→ **Work to complete**:
Output the entries verbatim, including every line.

**** Supplied information

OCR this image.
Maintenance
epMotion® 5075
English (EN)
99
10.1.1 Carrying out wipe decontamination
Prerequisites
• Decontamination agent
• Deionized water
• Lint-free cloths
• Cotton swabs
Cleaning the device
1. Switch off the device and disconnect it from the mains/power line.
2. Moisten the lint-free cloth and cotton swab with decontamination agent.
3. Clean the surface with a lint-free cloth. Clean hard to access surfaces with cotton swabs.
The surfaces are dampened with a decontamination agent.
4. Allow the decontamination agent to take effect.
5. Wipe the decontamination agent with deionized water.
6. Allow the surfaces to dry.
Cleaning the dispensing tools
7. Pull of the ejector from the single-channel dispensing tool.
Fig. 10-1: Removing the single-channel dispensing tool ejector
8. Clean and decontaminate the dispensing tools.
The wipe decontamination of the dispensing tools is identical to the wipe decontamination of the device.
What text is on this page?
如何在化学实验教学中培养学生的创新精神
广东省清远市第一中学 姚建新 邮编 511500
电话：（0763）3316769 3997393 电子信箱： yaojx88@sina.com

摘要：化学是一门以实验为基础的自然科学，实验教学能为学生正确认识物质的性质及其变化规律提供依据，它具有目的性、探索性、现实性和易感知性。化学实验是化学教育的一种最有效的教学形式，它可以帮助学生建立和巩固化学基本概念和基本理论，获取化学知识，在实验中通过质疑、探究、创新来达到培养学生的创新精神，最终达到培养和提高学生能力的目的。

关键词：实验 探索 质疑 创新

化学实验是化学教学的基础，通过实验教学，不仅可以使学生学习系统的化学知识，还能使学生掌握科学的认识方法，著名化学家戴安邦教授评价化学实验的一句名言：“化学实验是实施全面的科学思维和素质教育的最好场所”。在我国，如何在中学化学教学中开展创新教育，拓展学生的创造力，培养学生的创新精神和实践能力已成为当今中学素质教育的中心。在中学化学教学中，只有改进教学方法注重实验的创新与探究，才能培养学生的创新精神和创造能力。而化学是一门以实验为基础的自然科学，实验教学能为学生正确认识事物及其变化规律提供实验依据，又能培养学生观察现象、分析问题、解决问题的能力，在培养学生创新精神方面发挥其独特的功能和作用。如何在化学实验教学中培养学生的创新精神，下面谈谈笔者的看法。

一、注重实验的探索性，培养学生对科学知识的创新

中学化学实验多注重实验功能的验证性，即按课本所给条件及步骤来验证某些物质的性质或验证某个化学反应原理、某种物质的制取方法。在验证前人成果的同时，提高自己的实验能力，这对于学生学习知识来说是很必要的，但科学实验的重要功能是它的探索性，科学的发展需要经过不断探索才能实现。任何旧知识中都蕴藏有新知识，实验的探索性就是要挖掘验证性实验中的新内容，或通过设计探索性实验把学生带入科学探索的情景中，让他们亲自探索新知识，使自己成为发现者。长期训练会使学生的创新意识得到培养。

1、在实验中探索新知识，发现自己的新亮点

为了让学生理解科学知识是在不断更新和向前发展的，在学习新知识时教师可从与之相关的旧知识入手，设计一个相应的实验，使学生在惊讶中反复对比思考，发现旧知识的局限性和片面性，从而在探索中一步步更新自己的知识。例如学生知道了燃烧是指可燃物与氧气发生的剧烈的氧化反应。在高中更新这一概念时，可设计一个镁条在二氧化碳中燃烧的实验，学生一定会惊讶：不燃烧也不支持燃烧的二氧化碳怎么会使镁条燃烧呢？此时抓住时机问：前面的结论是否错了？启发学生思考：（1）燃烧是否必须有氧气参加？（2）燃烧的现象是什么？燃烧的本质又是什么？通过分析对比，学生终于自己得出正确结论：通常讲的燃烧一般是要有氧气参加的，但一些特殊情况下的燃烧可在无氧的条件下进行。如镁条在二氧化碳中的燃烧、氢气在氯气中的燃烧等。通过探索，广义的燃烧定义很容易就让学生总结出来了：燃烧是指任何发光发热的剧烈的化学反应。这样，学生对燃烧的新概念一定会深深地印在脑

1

********

→ **Final result**:
OCR this image.
Maintenance
epMotion® 5075
English (EN)
99
10.1.1 Carrying out wipe decontamination
Prerequisites
• Decontamination agent
• Deionized water
• Lint-free cloths
• Cotton swabs
Cleaning the device
1. Switch off the device and disconnect it from the mains/power line.
2. Moisten the lint-free cloth and cotton swab with decontamination agent.
3. Clean the surface with a lint-free cloth. Clean hard to access surfaces with cotton swabs.
The surfaces are dampened with a decontamination agent.
4. Allow the decontamination agent to take effect.
5. Wipe the decontamination agent with deionized water.
6. Allow the surfaces to dry.
Cleaning the dispensing tools
7. Pull of the ejector from the single-channel dispensing tool.
Fig. 10-1: Removing the single-channel dispensing tool ejector
8. Clean and decontaminate the dispensing tools.
The wipe decontamination of the dispensing tools is identical to the wipe decontamination of the device.
What text is on this page?
如何在化学实验教学中培养学生的创新精神
广东省清远市第一中学 姚建新 邮编 511500
电话：（0763）3316769 3997393 电子信箱： yaojx88@sina.com

摘要：化学是一门以实验为基础的自然科学，实验教学能为学生正确认识物质的性质及其变化规律提供依据，它具有目的性、探索性、现实性和易感知性。化学实验是化学教育的一种最有效的教学形式，它可以帮助学生建立和巩固化学基本概念和基本理论，获取化学知识，在实验中通过质疑、探究、创新来达到培养学生的创新精神，最终达到培养和提高学生能力的目的。

关键词：实验 探索 质疑 创新

化学实验是化学教学的基础，通过实验教学，不仅可以使学生学习系统的化学知识，还能使学生掌握科学的认识方法，著名化学家戴安邦教授评价化学实验的一句名言：“化学实验是实施全面的科学思维和素质教育的最好场所”。在我国，如何在中学化学教学中开展创新教育，拓展学生的创造力，培养学生的创新精神和实践能力已成为当今中学素质教育的中心。在中学化学教学中，只有改进教学方法注重实验的创新与探究，才能培养学生的创新精神和创造能力。而化学是一门以实验为基础的自然科学，实验教学能为学生正确认识事物及其变化规律提供实验依据，又能培养学生观察现象、分析问题、解决问题的能力，在培养学生创新精神方面发挥其独特的功能和作用。如何在化学实验教学中培养学生的创新精神，下面谈谈笔者的看法。

一、注重实验的探索性，培养学生对科学知识的创新

中学化学实验多注重实验功能的验证性，即按课本所给条件及步骤来验证某些物质的性质或验证某个化学反应原理、某种物质的制取方法。在验证前人成果的同时，提高自己的实验能力，这对于学生学习知识来说是很必要的，但科学实验的重要功能是它的探索性，科学的发展需要经过不断探索才能实现。任何旧知识中都蕴藏有新知识，实验的探索性就是要挖掘验证性实验中的新内容，或通过设计探索性实验把学生带入科学探索的情景中，让他们亲自探索新知识，使自己成为发现者。长期训练会使学生的创新意识得到培养。

1、在实验中探索新知识，发现自己的新亮点

为了让学生理解科学知识是在不断更新和向前发展的，在学习新知识时教师可从与之相关的旧知识入手，设计一个相应的实验，使学生在惊讶中反复对比思考，发现旧知识的局限性和片面性，从而在探索中一步步更新自己的知识。例如学生知道了燃烧是指可燃物与氧气发生的剧烈的氧化反应。在高中更新这一概念时，可设计一个镁条在二氧化碳中燃烧的实验，学生一定会惊讶：不燃烧也不支持燃烧的二氧化碳怎么会使镁条燃烧呢？此时抓住时机问：前面的结论是否错了？启发学生思考：（1）燃烧是否必须有氧气参加？（2）燃烧的现象是什么？燃烧的本质又是什么？通过分析对比，学生终于自己得出正确结论：通常讲的燃烧一般是要有氧气参加的，但一些特殊情况下的燃烧可在无氧的条件下进行。如镁条在二氧化碳中的燃烧、氢气在氯气中的燃烧等。通过探索，广义的燃烧定义很容易就让学生总结出来了：燃烧是指任何发光发热的剧烈的化学反应。这样，学生对燃烧的新概念一定会深深地印在脑

1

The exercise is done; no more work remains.